* _Task_: Please transcribe the listing below in full and word for word, without its pictures.

--- Data rows ---

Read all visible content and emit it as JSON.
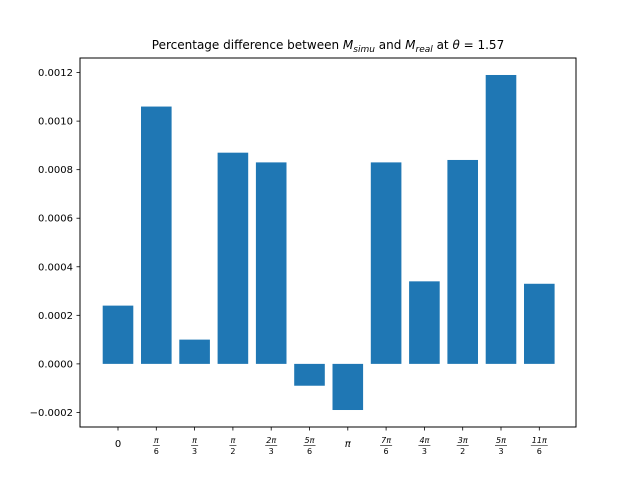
{
  "chart_data": {
    "type": "bar",
    "title": {
      "prefix": "Percentage difference between ",
      "m1": "M",
      "m1_sub": "simu",
      "mid": " and ",
      "m2": "M",
      "m2_sub": "real",
      "suffix": " at ",
      "theta": "θ",
      "theta_value": " = 1.57"
    },
    "xlabel": "",
    "ylabel": "",
    "ylim": [
      -0.00026,
      0.00126
    ],
    "yticks": [
      -0.0002,
      0.0,
      0.0002,
      0.0004,
      0.0006,
      0.0008,
      0.001,
      0.0012
    ],
    "ytick_labels": [
      "−0.0002",
      "0.0000",
      "0.0002",
      "0.0004",
      "0.0006",
      "0.0008",
      "0.0010",
      "0.0012"
    ],
    "categories": [
      {
        "label": "0"
      },
      {
        "num": "π",
        "den": "6"
      },
      {
        "num": "π",
        "den": "3"
      },
      {
        "num": "π",
        "den": "2"
      },
      {
        "num": "2π",
        "den": "3"
      },
      {
        "num": "5π",
        "den": "6"
      },
      {
        "label": "π"
      },
      {
        "num": "7π",
        "den": "6"
      },
      {
        "num": "4π",
        "den": "3"
      },
      {
        "num": "3π",
        "den": "2"
      },
      {
        "num": "5π",
        "den": "3"
      },
      {
        "num": "11π",
        "den": "6"
      }
    ],
    "values": [
      0.00024,
      0.00106,
      0.0001,
      0.00087,
      0.00083,
      -9e-05,
      -0.00019,
      0.00083,
      0.00034,
      0.00084,
      0.00119,
      0.00033
    ],
    "bar_color": "#1f77b4",
    "grid": false,
    "legend": "none"
  }
}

---

* _Answer to the task_:
Read all visible content and emit it as JSON.
{
  "chart_data": {
    "type": "bar",
    "title": {
      "prefix": "Percentage difference between ",
      "m1": "M",
      "m1_sub": "simu",
      "mid": " and ",
      "m2": "M",
      "m2_sub": "real",
      "suffix": " at ",
      "theta": "θ",
      "theta_value": " = 1.57"
    },
    "xlabel": "",
    "ylabel": "",
    "ylim": [
      -0.00026,
      0.00126
    ],
    "yticks": [
      -0.0002,
      0.0,
      0.0002,
      0.0004,
      0.0006,
      0.0008,
      0.001,
      0.0012
    ],
    "ytick_labels": [
      "−0.0002",
      "0.0000",
      "0.0002",
      "0.0004",
      "0.0006",
      "0.0008",
      "0.0010",
      "0.0012"
    ],
    "categories": [
      {
        "label": "0"
      },
      {
        "num": "π",
        "den": "6"
      },
      {
        "num": "π",
        "den": "3"
      },
      {
        "num": "π",
        "den": "2"
      },
      {
        "num": "2π",
        "den": "3"
      },
      {
        "num": "5π",
        "den": "6"
      },
      {
        "label": "π"
      },
      {
        "num": "7π",
        "den": "6"
      },
      {
        "num": "4π",
        "den": "3"
      },
      {
        "num": "3π",
        "den": "2"
      },
      {
        "num": "5π",
        "den": "3"
      },
      {
        "num": "11π",
        "den": "6"
      }
    ],
    "values": [
      0.00024,
      0.00106,
      0.0001,
      0.00087,
      0.00083,
      -9e-05,
      -0.00019,
      0.00083,
      0.00034,
      0.00084,
      0.00119,
      0.00033
    ],
    "bar_color": "#1f77b4",
    "grid": false,
    "legend": "none"
  }
}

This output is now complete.